*Listed entries*:
— Start —

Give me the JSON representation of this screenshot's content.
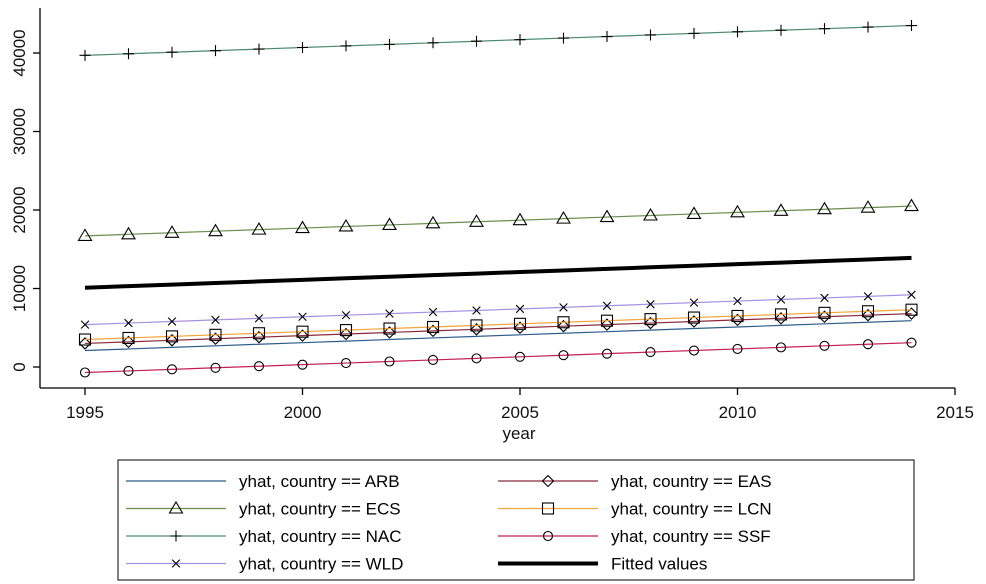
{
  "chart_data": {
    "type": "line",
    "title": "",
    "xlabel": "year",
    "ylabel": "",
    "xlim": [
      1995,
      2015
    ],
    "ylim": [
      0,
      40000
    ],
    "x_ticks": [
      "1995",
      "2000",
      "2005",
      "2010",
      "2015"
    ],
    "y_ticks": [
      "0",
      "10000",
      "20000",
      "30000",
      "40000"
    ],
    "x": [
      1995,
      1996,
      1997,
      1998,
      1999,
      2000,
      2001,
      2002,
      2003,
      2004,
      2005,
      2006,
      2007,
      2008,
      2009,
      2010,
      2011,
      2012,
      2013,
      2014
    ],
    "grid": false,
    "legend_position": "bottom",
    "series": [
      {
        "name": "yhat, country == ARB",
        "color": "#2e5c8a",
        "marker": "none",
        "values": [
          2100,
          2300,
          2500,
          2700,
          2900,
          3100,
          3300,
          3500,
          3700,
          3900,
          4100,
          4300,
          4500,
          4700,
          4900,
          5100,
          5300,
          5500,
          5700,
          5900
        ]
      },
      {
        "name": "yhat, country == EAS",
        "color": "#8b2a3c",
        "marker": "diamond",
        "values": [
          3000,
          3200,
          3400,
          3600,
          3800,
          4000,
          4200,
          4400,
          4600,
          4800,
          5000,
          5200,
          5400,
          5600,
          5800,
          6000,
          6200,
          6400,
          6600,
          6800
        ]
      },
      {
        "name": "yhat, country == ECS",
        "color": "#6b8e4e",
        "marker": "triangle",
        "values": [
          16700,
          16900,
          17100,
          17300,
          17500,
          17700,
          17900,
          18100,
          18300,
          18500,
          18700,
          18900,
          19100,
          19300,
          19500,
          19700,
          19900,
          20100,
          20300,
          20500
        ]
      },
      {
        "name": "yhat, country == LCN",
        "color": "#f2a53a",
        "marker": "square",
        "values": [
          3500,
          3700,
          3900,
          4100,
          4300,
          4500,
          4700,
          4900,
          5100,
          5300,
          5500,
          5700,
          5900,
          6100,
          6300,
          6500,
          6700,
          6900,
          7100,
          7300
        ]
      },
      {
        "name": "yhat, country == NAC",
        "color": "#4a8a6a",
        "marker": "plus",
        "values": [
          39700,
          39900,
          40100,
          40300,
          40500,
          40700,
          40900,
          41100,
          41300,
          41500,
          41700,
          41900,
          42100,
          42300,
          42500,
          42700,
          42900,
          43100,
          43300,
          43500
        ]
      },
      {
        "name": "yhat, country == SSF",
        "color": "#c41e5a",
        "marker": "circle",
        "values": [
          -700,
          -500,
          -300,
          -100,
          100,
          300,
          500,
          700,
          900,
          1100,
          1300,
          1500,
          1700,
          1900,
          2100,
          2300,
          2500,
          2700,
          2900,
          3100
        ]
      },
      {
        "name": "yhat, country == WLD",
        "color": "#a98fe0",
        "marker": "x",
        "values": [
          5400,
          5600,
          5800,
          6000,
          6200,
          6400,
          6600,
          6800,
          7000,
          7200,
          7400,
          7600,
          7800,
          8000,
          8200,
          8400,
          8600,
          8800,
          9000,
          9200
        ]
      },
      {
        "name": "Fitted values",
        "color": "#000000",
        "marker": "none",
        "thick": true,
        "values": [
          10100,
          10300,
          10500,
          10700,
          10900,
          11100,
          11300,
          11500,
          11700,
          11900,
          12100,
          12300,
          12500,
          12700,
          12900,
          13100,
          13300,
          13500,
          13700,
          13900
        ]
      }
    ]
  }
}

— End —

*Aim*:
Only the number should be given: how many lines of the data contain the word "yhat"?

*The answer*:
7